======== Information given ========
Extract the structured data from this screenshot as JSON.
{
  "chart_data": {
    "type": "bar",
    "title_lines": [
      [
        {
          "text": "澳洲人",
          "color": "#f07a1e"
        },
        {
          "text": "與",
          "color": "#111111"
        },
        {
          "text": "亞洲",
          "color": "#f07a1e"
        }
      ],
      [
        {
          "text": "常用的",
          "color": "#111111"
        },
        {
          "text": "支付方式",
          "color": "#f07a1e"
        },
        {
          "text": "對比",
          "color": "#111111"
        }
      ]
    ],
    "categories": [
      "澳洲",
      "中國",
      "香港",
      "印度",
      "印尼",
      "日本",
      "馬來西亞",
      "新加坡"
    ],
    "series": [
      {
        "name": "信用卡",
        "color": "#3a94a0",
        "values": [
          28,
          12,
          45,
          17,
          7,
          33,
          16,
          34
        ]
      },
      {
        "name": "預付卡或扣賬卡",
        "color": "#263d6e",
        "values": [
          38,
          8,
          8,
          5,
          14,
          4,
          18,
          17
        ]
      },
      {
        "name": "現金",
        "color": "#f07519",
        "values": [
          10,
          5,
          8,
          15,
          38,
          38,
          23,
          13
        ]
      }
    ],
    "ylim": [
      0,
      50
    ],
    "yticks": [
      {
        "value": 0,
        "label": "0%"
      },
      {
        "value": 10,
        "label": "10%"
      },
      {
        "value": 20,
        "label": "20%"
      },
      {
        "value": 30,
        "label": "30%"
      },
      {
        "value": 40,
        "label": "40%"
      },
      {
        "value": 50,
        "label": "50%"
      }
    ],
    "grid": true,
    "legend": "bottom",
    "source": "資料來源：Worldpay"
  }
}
========
======== Information given ========
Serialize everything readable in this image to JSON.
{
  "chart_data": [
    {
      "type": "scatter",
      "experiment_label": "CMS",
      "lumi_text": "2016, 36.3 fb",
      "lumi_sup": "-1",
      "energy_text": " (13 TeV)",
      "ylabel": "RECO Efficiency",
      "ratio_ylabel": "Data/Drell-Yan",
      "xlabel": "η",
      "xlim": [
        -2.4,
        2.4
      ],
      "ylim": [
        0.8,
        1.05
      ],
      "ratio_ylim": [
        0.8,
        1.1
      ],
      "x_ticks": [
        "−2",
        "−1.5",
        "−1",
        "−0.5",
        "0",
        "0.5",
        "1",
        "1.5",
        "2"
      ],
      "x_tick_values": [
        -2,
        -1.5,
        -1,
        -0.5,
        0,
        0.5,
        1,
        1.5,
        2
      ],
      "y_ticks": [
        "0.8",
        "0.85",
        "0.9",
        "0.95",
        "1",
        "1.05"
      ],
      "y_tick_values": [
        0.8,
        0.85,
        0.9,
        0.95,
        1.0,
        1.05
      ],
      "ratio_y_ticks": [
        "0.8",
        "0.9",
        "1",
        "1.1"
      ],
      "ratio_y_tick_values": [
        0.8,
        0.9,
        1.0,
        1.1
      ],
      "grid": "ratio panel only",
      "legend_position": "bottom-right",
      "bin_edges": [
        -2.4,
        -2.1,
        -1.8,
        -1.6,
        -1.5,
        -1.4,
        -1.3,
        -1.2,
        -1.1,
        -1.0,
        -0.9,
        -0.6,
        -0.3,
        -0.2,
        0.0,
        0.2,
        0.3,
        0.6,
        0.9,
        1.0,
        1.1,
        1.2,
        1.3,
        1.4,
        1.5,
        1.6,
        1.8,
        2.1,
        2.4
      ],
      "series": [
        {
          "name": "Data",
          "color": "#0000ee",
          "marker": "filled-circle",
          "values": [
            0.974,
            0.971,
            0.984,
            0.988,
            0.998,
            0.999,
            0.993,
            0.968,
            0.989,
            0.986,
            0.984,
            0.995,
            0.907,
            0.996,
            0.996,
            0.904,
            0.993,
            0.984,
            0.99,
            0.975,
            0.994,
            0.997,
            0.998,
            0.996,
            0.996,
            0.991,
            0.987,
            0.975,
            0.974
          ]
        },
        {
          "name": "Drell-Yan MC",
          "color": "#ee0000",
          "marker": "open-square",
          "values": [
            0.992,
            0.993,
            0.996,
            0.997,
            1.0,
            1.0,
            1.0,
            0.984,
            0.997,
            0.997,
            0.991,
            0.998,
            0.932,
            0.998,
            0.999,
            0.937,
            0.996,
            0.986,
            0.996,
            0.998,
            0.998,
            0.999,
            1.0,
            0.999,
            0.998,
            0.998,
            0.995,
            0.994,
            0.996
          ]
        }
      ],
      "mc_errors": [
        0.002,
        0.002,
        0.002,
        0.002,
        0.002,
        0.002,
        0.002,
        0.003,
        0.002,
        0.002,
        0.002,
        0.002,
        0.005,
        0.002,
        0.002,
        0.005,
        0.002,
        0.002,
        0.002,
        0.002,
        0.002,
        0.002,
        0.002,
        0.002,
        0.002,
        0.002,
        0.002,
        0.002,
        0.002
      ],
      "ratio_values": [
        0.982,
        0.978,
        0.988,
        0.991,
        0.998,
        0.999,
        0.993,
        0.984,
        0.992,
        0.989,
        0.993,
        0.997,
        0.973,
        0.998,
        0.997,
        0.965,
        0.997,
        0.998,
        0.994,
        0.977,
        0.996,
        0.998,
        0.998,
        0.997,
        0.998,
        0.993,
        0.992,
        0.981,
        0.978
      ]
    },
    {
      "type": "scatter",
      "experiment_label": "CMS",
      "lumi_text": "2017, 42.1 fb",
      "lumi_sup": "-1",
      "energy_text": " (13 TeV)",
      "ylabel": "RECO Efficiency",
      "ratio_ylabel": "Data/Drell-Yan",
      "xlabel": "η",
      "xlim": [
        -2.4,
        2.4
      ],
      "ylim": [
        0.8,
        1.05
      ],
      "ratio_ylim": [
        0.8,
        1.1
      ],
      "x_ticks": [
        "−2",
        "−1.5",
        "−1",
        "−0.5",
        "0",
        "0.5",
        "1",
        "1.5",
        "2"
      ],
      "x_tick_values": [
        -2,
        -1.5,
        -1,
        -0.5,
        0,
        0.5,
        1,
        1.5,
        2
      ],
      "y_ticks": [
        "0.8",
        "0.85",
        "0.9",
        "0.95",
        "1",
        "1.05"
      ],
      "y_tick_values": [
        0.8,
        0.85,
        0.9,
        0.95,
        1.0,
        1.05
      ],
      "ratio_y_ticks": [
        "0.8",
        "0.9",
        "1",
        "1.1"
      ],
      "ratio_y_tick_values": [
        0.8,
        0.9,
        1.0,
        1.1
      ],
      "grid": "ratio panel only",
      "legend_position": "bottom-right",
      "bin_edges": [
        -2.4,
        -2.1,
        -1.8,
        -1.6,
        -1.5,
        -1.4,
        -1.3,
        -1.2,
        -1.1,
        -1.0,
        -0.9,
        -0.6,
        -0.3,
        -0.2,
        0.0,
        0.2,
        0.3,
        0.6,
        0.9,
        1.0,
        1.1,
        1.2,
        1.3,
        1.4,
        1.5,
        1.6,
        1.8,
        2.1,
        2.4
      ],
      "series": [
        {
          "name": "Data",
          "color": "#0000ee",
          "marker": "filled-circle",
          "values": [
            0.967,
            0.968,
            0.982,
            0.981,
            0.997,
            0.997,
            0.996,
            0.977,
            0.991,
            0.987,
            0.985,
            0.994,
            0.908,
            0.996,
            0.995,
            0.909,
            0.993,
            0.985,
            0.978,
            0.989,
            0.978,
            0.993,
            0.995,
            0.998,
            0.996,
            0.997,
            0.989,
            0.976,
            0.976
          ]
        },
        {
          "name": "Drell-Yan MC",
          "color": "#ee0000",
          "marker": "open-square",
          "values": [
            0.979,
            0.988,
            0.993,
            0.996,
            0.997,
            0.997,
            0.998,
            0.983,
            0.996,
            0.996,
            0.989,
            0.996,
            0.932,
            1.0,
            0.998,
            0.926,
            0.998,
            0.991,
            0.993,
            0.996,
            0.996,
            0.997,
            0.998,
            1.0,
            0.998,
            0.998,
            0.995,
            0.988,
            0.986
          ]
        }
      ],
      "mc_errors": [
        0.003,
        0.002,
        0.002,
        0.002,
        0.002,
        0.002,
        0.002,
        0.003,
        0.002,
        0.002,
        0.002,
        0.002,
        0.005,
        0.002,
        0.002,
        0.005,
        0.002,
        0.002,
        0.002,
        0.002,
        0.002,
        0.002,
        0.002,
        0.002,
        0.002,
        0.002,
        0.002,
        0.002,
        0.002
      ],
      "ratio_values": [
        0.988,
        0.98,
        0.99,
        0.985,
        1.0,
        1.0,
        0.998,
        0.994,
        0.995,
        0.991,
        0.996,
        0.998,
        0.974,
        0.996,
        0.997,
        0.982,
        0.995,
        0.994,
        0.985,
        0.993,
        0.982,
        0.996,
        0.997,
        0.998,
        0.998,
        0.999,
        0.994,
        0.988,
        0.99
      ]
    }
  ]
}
========
◆ **Task details**
Report how many lines of the data hold the string "this"; give only the number.

◆ **Exercise output**
2